* EXERCISE DESCRIPTION
Pick out and copy every line below that has the word "mfgdemo".

* EXERCISE INPUT
══════════════════════════════
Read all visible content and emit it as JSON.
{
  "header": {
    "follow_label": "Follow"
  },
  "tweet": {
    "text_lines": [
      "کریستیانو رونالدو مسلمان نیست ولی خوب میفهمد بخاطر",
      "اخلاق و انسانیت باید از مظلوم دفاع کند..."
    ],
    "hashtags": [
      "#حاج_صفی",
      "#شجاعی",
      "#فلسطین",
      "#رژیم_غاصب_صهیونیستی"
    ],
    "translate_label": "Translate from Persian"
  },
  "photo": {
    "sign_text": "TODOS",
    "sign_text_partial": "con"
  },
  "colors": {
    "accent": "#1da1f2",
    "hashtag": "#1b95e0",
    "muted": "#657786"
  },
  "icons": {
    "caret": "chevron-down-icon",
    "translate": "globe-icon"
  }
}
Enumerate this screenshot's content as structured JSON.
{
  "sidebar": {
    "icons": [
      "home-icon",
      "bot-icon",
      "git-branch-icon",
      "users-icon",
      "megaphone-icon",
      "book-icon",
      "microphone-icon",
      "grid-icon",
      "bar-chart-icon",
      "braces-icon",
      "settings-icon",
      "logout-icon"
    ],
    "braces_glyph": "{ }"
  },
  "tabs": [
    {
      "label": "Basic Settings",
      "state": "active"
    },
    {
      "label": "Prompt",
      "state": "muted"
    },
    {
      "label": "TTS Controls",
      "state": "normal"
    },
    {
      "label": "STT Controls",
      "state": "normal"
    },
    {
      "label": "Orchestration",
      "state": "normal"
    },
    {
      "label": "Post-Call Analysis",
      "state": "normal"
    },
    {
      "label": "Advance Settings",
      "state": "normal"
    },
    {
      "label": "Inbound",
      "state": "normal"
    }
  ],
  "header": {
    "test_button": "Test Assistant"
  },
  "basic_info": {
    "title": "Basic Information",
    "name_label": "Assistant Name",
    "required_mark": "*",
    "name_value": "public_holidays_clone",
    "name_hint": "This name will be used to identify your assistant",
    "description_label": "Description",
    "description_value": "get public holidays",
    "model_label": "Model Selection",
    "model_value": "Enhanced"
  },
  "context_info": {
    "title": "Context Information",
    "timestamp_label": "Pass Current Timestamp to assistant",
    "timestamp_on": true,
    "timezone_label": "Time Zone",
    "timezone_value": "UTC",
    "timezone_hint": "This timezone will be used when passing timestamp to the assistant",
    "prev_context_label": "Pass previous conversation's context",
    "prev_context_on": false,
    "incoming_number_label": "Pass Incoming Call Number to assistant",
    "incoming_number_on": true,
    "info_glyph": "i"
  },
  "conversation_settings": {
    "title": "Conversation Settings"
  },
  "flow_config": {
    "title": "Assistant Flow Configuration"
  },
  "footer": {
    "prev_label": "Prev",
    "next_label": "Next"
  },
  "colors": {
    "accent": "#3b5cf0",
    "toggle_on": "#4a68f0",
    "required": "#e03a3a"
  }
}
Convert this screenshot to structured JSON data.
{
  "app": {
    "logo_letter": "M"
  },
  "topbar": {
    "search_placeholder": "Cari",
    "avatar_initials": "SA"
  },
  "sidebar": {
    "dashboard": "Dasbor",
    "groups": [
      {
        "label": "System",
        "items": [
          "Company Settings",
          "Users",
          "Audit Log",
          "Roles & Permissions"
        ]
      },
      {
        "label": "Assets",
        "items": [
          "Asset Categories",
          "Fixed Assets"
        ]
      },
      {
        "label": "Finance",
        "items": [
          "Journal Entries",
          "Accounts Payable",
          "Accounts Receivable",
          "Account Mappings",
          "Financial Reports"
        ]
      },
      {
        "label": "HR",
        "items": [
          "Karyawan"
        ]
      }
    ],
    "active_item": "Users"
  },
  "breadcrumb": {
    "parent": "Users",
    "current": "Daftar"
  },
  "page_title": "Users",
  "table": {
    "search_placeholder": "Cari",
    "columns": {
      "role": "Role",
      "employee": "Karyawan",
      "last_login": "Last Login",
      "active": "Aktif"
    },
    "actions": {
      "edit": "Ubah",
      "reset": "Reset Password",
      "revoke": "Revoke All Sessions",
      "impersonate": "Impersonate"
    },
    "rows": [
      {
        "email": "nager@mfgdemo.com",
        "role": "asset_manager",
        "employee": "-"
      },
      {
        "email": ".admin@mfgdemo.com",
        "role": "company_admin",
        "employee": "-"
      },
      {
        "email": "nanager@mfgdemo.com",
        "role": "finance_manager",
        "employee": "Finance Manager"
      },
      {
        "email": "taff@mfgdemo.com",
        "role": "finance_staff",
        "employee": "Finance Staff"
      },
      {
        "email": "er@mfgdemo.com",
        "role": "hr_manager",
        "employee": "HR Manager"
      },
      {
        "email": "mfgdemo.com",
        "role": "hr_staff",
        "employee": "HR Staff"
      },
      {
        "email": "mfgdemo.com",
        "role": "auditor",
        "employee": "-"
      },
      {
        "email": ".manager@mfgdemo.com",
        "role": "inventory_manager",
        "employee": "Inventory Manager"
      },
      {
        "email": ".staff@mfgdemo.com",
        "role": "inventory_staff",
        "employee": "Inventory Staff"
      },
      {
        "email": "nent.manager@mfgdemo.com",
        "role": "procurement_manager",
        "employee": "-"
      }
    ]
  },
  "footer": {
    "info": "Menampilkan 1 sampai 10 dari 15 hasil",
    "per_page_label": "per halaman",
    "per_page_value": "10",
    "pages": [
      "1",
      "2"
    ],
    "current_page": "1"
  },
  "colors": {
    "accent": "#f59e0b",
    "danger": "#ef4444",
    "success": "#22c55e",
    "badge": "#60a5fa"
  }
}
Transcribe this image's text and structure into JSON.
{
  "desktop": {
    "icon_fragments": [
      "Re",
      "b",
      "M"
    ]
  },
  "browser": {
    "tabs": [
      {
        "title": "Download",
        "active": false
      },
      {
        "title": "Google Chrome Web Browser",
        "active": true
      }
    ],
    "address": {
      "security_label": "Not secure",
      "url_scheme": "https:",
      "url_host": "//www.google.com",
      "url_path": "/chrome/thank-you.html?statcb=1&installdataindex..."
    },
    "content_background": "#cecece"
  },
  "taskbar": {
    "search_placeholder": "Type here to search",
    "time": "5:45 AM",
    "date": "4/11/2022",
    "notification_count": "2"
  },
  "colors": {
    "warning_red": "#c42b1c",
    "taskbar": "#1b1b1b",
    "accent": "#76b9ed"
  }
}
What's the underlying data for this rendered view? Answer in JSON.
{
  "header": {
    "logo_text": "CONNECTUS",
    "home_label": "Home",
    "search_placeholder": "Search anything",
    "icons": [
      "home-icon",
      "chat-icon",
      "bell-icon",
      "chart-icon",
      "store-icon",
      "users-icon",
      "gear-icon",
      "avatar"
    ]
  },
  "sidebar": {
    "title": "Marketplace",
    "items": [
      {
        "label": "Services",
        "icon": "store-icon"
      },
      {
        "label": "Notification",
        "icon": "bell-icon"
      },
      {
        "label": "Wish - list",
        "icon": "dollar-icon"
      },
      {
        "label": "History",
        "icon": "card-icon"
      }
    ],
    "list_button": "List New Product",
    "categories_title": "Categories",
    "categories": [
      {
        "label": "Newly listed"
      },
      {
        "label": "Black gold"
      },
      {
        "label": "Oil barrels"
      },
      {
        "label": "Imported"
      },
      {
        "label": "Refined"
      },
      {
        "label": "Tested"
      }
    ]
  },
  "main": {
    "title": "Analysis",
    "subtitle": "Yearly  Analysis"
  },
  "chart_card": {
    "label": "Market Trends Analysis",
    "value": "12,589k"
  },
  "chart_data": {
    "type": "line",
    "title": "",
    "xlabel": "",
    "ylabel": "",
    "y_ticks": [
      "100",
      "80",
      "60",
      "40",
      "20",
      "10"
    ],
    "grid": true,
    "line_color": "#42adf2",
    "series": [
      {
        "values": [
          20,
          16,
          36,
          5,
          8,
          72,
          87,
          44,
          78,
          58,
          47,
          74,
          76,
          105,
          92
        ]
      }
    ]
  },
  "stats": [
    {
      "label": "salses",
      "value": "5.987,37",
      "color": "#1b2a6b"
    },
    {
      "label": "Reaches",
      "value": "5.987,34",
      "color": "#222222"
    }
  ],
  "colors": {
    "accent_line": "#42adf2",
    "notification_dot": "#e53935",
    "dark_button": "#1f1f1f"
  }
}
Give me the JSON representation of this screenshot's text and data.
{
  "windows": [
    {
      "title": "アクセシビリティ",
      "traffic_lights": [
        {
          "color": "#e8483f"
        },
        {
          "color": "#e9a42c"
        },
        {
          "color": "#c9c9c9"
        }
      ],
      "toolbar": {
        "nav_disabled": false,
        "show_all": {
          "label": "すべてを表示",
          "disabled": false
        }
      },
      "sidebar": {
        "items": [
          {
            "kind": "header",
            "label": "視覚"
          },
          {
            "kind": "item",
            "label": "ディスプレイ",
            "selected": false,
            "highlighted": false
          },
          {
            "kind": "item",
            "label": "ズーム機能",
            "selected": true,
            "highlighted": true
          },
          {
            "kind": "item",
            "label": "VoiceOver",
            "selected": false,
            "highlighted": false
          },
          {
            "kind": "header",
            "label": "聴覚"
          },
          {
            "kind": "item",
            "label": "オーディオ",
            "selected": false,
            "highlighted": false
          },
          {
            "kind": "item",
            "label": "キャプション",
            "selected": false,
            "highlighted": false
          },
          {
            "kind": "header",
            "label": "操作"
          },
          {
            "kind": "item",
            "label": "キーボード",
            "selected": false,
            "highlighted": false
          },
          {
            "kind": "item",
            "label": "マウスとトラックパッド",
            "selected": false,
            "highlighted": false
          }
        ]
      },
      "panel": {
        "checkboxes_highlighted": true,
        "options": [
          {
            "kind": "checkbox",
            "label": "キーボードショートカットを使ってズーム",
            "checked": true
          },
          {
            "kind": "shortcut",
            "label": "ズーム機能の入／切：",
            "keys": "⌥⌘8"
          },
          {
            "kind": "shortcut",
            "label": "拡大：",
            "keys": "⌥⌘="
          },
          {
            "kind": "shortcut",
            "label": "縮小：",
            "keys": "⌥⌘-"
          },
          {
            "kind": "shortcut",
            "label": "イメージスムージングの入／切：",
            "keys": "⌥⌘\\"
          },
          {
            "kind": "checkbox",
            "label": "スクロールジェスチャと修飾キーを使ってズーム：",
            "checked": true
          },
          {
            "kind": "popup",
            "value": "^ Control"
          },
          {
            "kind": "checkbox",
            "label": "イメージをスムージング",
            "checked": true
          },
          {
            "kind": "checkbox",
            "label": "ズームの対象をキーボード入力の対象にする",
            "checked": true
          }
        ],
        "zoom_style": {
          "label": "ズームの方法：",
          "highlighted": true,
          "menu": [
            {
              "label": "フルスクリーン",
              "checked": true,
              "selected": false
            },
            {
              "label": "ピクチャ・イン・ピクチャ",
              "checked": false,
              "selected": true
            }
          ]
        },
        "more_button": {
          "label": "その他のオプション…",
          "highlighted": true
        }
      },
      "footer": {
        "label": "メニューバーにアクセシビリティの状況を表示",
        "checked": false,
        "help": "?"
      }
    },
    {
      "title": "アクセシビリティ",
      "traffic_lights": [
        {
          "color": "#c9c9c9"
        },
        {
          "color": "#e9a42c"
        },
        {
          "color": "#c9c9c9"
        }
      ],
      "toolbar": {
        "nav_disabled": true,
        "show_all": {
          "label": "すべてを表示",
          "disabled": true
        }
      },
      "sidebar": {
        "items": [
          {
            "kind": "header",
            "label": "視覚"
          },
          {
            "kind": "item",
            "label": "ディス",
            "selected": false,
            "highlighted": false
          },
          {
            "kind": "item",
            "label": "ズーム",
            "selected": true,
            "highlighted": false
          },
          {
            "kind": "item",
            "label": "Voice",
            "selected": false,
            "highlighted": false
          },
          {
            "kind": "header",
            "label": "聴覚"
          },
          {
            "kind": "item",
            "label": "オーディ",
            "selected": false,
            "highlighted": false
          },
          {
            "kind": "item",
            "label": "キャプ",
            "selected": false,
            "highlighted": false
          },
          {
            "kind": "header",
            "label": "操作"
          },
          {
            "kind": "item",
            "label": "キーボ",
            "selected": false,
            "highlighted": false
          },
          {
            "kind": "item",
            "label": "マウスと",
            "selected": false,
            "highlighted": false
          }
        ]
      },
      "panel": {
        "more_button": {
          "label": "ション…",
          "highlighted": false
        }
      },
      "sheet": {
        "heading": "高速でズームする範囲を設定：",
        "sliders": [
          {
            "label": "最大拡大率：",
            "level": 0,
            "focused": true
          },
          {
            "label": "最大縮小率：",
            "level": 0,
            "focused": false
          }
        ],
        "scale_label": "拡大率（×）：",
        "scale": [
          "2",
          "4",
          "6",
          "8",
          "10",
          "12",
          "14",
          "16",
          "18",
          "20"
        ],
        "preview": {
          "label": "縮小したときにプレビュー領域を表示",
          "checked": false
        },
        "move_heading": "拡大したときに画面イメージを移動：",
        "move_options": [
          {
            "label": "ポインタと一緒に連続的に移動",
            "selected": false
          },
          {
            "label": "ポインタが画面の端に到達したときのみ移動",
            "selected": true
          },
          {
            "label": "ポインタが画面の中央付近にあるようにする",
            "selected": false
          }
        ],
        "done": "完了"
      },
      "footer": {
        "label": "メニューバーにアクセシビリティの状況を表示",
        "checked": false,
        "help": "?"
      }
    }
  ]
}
══════════════════════════════
* OUTPUT BELOW
        "email": "nager@mfgdemo.com",
        "email": ".admin@mfgdemo.com",
        "email": "nanager@mfgdemo.com",
        "email": "taff@mfgdemo.com",
        "email": "er@mfgdemo.com",
        "email": "mfgdemo.com",
        "email": "mfgdemo.com",
        "email": ".manager@mfgdemo.com",
        "email": ".staff@mfgdemo.com",
        "email": "nent.manager@mfgdemo.com",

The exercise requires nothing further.